— START OF DATA SUPPLIED —

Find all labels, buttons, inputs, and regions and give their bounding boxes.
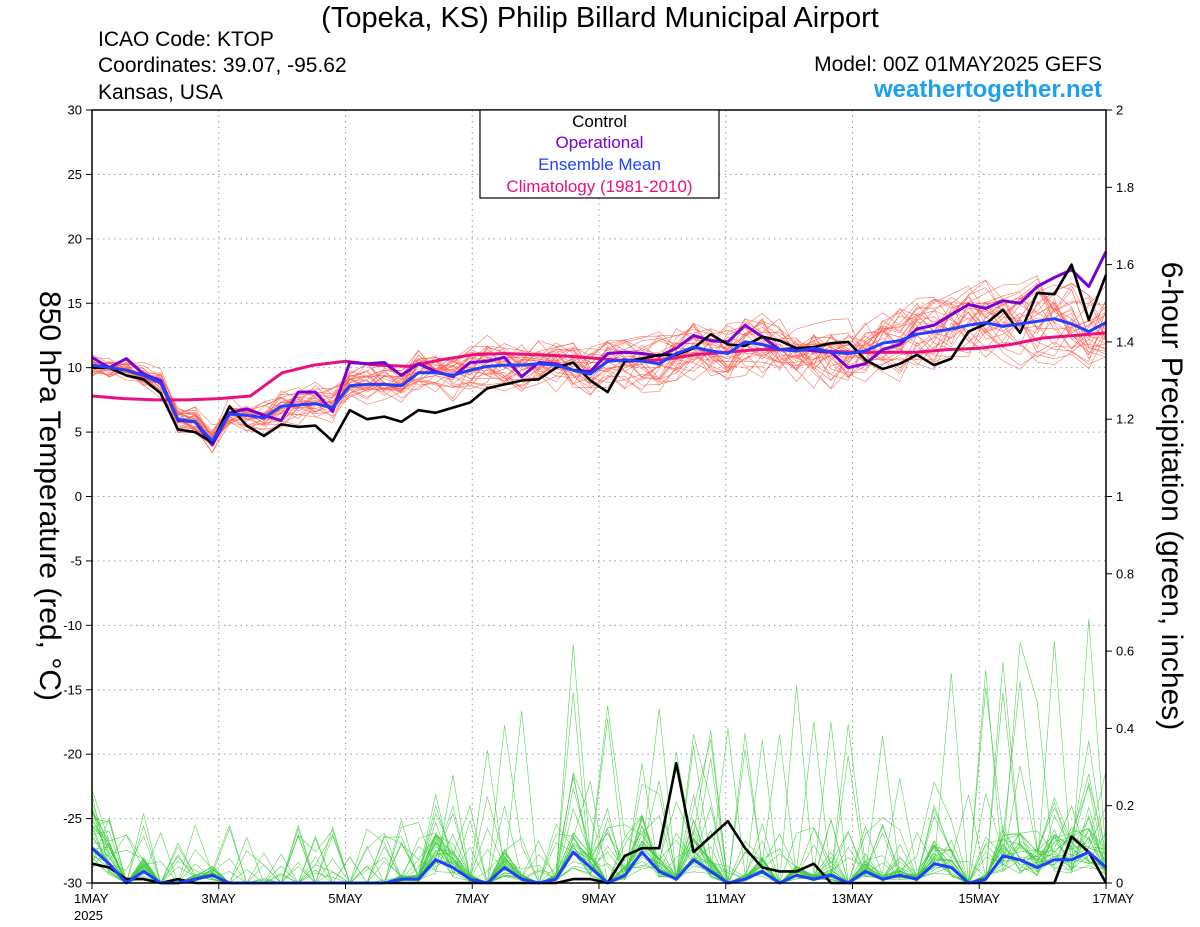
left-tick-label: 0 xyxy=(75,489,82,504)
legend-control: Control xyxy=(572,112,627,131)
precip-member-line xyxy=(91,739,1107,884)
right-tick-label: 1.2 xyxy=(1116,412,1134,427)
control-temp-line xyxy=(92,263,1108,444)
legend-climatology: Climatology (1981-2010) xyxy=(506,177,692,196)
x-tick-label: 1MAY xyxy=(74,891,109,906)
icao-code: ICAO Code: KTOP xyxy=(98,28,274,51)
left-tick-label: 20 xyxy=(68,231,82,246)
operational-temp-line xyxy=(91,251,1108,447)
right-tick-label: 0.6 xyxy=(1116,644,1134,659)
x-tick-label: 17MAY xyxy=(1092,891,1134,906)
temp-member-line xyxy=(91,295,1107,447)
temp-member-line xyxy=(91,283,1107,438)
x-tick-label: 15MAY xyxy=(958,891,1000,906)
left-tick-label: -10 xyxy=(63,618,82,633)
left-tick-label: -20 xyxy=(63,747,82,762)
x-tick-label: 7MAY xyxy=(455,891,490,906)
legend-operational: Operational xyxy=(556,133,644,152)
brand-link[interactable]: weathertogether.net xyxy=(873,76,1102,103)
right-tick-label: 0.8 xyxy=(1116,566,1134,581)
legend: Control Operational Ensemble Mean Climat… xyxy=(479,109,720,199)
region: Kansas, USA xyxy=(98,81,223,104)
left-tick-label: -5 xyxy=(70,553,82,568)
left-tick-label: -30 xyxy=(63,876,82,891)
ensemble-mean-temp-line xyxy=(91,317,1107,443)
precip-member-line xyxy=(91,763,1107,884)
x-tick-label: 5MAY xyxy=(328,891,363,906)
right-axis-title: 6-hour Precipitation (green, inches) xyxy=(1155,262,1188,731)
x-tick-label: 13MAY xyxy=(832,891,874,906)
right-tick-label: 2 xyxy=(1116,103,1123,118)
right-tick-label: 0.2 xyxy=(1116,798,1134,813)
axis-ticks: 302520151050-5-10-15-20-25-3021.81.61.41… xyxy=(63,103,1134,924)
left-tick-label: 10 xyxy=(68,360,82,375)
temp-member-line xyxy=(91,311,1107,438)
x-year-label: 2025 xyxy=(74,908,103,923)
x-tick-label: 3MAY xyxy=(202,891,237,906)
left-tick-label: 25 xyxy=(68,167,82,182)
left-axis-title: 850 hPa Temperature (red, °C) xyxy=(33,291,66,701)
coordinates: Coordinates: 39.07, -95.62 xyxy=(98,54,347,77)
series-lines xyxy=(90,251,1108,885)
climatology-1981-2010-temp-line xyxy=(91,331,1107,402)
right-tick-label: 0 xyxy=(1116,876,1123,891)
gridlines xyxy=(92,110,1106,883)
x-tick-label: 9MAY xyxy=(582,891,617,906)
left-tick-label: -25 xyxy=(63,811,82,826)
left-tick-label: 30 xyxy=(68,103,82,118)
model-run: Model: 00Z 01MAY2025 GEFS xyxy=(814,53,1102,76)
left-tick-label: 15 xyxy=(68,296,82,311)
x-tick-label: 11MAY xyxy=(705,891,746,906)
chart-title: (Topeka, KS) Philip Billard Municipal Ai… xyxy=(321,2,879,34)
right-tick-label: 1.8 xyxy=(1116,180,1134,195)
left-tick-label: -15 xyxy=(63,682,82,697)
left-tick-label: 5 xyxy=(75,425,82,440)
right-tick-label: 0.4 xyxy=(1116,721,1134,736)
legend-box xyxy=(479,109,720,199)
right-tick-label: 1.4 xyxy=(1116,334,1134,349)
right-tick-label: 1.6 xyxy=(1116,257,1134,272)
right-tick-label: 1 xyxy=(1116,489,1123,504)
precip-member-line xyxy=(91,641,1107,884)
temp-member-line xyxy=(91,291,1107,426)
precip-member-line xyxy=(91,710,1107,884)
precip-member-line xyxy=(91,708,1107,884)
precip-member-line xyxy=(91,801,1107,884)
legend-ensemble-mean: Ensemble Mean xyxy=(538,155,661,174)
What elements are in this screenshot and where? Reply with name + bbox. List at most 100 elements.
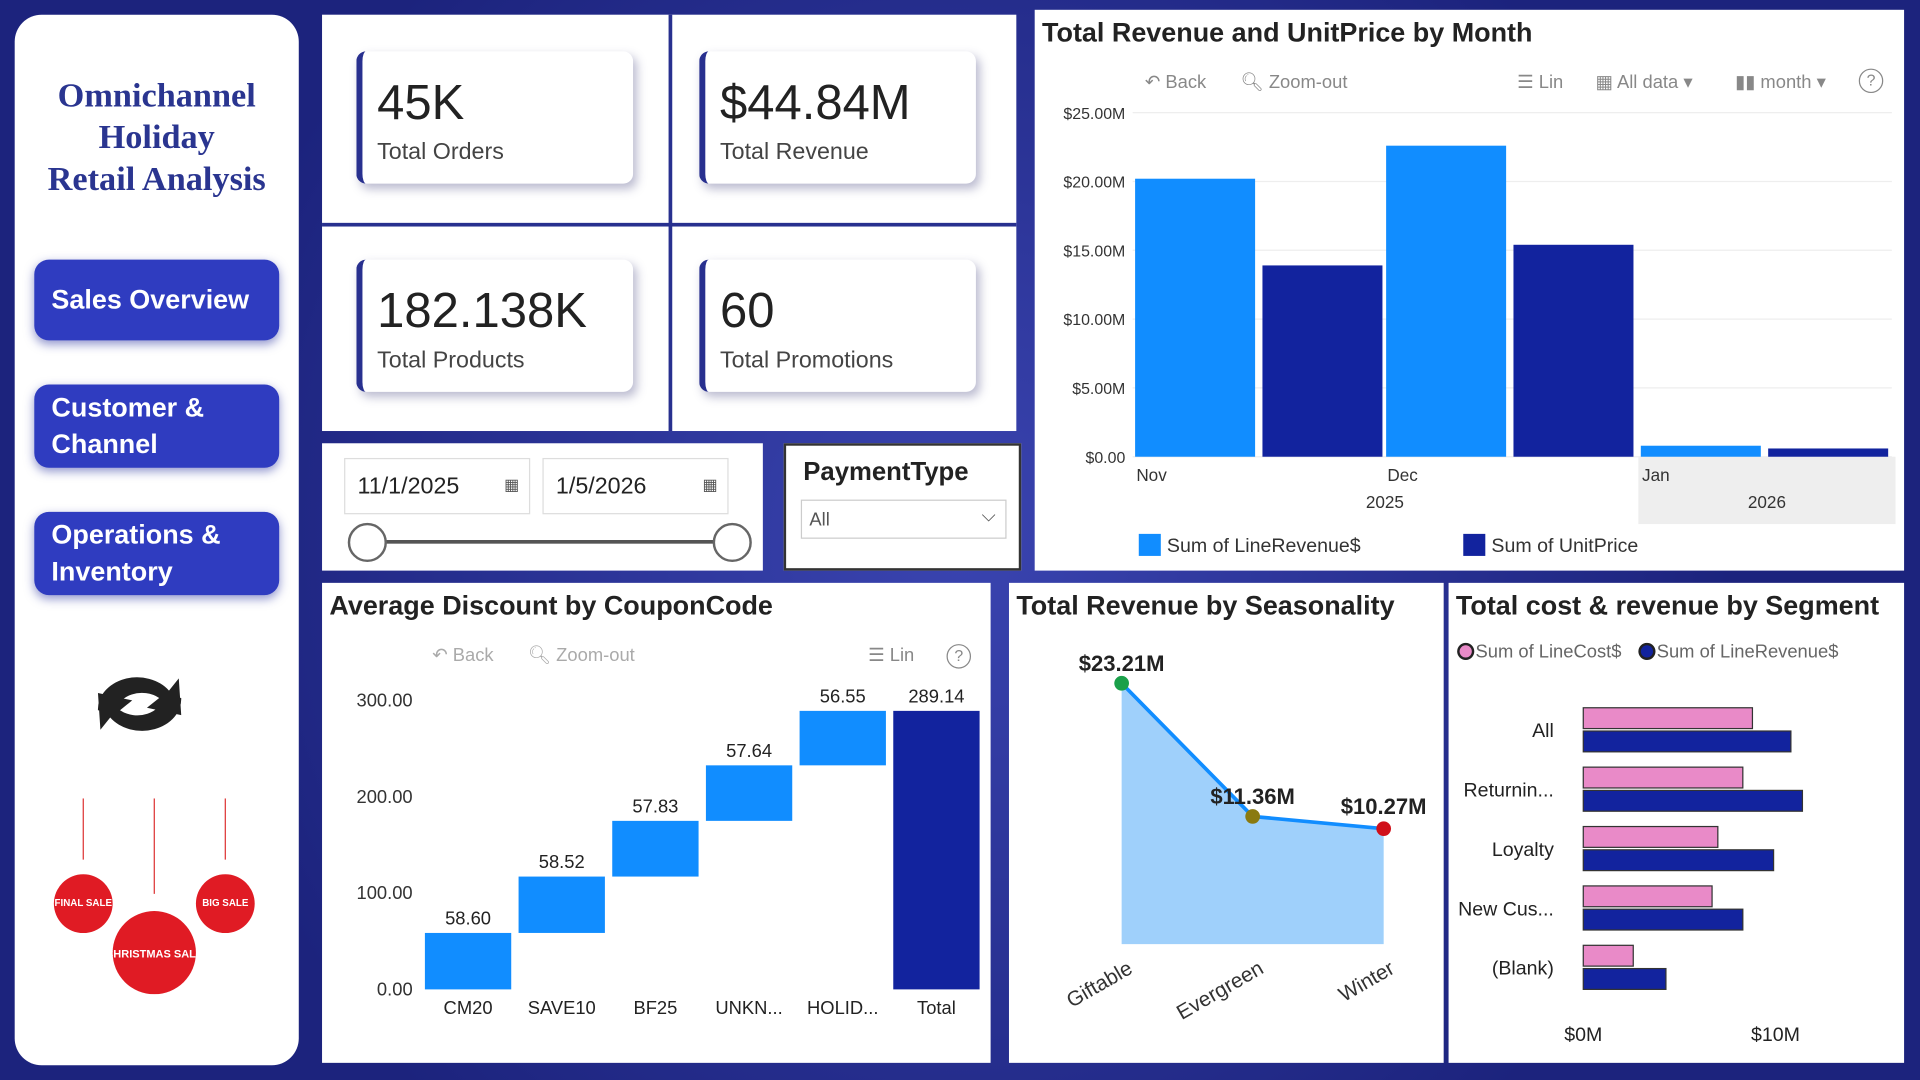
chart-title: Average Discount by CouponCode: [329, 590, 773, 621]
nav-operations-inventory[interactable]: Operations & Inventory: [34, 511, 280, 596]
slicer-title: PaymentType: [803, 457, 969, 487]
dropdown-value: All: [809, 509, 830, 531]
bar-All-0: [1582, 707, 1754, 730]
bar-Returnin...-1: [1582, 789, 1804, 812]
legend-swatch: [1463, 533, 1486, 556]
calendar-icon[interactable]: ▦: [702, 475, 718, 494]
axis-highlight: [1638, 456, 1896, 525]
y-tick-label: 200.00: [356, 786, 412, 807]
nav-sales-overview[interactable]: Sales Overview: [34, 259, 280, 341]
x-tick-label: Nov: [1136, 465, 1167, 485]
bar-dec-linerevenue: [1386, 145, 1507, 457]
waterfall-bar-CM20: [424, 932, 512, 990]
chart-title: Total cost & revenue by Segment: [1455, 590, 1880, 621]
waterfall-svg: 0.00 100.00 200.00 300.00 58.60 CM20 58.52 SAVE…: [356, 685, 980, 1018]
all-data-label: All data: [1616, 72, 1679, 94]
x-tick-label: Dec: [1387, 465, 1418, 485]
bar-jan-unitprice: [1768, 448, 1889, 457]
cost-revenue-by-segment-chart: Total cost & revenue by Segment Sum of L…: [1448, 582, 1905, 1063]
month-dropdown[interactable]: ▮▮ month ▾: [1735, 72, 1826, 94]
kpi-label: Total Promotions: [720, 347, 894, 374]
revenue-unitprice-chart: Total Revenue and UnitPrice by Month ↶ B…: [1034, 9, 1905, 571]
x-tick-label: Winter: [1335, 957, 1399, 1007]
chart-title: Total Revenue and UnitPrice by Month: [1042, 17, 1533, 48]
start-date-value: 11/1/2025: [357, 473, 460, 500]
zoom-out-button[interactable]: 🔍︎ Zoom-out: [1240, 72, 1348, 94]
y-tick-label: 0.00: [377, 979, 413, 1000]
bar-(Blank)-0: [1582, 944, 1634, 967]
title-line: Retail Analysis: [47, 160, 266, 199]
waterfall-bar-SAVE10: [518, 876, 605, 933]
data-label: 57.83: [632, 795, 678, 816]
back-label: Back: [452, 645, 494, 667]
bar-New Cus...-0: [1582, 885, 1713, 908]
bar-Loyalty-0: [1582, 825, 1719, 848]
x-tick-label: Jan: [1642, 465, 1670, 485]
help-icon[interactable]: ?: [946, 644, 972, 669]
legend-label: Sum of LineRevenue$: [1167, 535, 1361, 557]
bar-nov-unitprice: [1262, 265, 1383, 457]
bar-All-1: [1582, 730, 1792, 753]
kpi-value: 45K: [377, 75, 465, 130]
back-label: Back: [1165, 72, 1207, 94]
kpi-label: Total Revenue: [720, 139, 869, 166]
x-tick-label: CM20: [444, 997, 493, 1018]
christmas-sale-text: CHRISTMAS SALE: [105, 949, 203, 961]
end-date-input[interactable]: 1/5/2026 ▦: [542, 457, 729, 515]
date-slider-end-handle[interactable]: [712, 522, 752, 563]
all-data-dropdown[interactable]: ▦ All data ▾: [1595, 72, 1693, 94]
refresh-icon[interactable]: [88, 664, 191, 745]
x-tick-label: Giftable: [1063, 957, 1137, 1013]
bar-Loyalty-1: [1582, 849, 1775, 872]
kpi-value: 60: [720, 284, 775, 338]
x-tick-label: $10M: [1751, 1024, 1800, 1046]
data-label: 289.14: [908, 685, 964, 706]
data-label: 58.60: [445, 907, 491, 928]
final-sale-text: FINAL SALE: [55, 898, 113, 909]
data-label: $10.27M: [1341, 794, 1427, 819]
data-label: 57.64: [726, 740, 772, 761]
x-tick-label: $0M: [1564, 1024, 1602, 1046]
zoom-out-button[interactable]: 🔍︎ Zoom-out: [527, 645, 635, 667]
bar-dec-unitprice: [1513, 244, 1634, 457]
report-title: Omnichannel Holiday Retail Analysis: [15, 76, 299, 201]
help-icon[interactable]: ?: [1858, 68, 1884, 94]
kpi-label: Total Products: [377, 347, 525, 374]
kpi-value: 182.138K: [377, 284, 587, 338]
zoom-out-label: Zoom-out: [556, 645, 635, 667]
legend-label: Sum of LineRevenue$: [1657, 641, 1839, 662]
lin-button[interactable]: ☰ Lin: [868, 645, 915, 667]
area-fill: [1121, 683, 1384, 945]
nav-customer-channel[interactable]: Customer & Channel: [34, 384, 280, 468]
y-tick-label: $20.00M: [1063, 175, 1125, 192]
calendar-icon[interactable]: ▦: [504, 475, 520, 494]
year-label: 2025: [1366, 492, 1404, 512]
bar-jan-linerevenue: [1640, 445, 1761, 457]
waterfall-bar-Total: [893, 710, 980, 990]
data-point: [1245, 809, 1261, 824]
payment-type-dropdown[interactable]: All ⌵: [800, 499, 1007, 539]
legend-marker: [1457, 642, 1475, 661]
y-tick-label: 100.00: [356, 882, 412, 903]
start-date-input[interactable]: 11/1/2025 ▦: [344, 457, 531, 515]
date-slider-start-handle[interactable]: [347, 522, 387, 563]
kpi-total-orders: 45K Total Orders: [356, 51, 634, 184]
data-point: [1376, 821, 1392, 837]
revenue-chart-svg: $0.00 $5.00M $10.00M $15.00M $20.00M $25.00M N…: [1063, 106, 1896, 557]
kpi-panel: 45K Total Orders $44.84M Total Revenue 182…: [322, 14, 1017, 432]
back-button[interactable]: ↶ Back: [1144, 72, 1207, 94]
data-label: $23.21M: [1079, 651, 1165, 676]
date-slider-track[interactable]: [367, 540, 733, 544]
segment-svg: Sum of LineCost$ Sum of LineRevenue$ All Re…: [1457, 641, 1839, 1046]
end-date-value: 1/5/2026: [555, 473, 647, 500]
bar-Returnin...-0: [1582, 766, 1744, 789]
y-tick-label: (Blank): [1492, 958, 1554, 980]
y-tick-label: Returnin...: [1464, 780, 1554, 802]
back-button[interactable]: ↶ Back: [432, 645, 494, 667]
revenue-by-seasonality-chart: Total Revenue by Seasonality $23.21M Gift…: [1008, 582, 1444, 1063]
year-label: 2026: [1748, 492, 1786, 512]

— END OF DATA SUPPLIED —

Set down the data from the line containing "left-tick-label: 0 xyxy=(75,489,82,504)" up to and including the line containing "x-year-label: 2025 xyxy=(74,908,103,923)", reproducing each line without any change.

left-tick-label: 0 xyxy=(75,489,82,504)
legend-control: Control xyxy=(572,112,627,131)
precip-member-line xyxy=(91,739,1107,884)
right-tick-label: 1.2 xyxy=(1116,412,1134,427)
control-temp-line xyxy=(92,263,1108,444)
legend-climatology: Climatology (1981-2010) xyxy=(506,177,692,196)
x-tick-label: 1MAY xyxy=(74,891,109,906)
icao-code: ICAO Code: KTOP xyxy=(98,28,274,51)
left-tick-label: 20 xyxy=(68,231,82,246)
operational-temp-line xyxy=(91,251,1108,447)
right-tick-label: 0.6 xyxy=(1116,644,1134,659)
x-tick-label: 17MAY xyxy=(1092,891,1134,906)
temp-member-line xyxy=(91,295,1107,447)
temp-member-line xyxy=(91,283,1107,438)
x-tick-label: 15MAY xyxy=(958,891,1000,906)
left-tick-label: -10 xyxy=(63,618,82,633)
left-tick-label: -20 xyxy=(63,747,82,762)
x-tick-label: 7MAY xyxy=(455,891,490,906)
legend-operational: Operational xyxy=(556,133,644,152)
brand-link[interactable]: weathertogether.net xyxy=(873,76,1102,103)
right-tick-label: 0.8 xyxy=(1116,566,1134,581)
legend: Control Operational Ensemble Mean Climat… xyxy=(479,109,720,199)
region: Kansas, USA xyxy=(98,81,223,104)
left-tick-label: -5 xyxy=(70,553,82,568)
left-tick-label: -30 xyxy=(63,876,82,891)
ensemble-mean-temp-line xyxy=(91,317,1107,443)
precip-member-line xyxy=(91,763,1107,884)
x-tick-label: 5MAY xyxy=(328,891,363,906)
right-axis-title: 6-hour Precipitation (green, inches) xyxy=(1155,262,1188,731)
x-tick-label: 13MAY xyxy=(832,891,874,906)
right-tick-label: 2 xyxy=(1116,103,1123,118)
right-tick-label: 0.2 xyxy=(1116,798,1134,813)
axis-ticks: 302520151050-5-10-15-20-25-3021.81.61.41… xyxy=(63,103,1134,924)
left-tick-label: 10 xyxy=(68,360,82,375)
temp-member-line xyxy=(91,311,1107,438)
x-year-label: 2025 xyxy=(74,908,103,923)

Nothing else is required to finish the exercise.